YOUR INSTRUCTIONS: Gather every line in the records below that contains the word "here".

EXTRACTED INFORMATION:
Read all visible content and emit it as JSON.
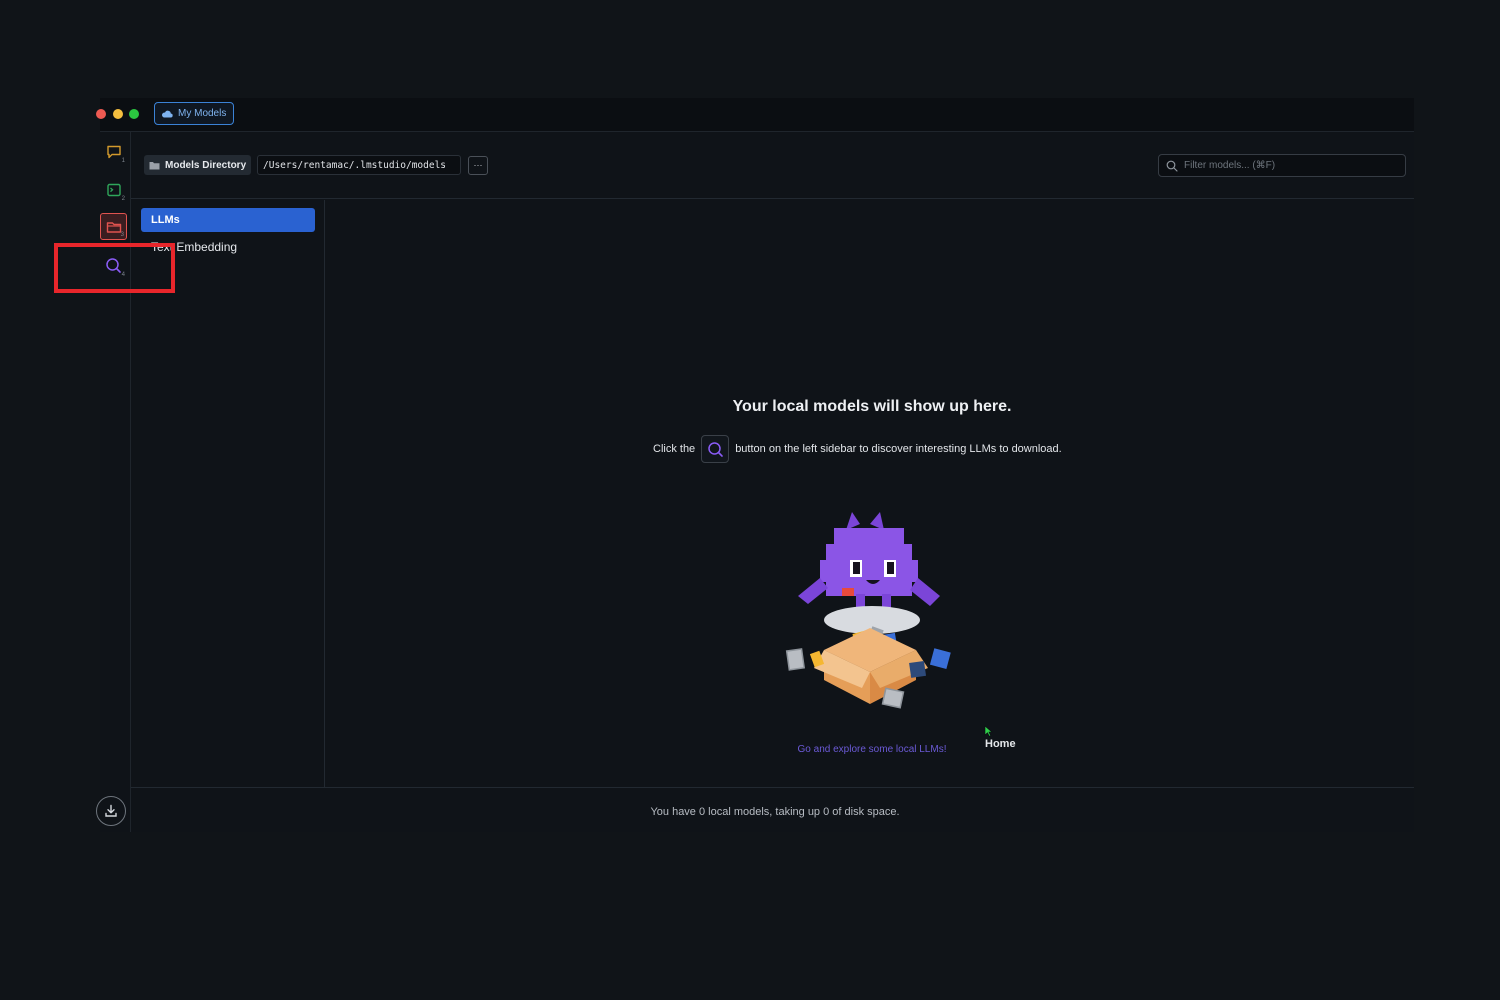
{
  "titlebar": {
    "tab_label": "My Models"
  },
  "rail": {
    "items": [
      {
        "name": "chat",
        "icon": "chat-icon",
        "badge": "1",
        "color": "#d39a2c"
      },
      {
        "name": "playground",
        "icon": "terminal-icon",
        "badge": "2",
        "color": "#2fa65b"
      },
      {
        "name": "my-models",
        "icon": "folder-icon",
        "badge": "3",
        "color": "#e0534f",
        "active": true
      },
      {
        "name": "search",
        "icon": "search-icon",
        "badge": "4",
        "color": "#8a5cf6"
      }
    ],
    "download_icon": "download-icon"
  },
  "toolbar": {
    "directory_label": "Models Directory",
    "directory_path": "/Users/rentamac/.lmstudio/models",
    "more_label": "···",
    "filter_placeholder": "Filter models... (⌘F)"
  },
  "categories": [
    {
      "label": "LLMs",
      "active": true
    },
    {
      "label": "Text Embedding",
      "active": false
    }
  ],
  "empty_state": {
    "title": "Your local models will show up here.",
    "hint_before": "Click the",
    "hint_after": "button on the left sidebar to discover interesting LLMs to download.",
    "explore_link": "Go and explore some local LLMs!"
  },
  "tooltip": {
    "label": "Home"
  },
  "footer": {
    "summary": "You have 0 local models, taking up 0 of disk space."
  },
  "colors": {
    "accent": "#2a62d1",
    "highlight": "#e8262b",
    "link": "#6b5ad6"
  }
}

--

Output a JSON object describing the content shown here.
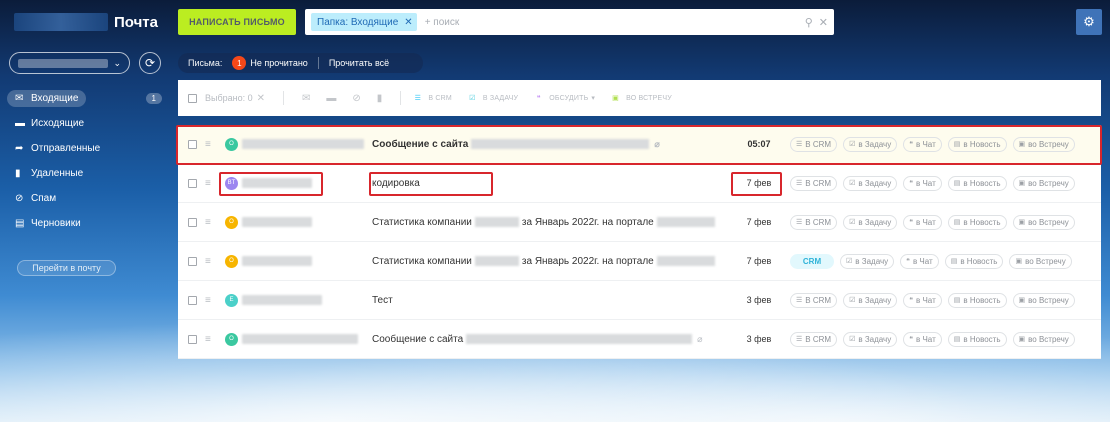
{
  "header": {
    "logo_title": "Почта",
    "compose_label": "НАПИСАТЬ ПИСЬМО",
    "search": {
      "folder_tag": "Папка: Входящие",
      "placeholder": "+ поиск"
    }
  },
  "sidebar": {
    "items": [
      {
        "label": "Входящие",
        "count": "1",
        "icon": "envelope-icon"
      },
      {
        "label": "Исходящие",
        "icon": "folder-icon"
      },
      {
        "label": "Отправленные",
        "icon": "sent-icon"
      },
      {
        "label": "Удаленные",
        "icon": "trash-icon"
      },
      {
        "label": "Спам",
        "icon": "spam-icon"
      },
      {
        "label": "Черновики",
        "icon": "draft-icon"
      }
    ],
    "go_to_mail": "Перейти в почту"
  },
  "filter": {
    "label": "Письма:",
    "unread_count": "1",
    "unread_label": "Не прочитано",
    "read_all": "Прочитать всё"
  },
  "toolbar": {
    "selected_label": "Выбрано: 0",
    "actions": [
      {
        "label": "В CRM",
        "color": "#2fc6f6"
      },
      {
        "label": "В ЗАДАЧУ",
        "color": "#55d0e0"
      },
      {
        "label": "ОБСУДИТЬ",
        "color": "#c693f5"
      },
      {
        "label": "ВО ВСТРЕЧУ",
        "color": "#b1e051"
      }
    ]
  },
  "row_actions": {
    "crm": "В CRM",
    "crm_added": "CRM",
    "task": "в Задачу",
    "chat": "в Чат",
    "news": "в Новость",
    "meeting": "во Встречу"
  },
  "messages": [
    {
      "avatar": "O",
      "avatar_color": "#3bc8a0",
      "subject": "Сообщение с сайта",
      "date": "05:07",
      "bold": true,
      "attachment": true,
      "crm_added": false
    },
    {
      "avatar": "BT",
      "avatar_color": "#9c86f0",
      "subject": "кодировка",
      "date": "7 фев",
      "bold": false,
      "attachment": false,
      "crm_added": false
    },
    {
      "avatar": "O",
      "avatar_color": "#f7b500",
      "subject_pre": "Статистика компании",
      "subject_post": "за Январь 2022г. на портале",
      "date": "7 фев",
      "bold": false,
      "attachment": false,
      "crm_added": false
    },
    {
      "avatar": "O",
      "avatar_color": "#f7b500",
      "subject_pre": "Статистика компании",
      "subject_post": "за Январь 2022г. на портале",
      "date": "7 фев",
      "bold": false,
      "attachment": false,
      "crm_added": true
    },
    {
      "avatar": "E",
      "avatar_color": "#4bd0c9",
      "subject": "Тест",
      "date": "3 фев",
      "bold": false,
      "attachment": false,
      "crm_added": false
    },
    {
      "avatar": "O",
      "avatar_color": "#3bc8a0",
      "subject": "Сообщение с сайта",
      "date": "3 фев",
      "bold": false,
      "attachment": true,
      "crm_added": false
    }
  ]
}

SOLUTION TO THE EXERCISE:
    "title": "Your local models will show up here.",
Output a JSON object describing the content shown here.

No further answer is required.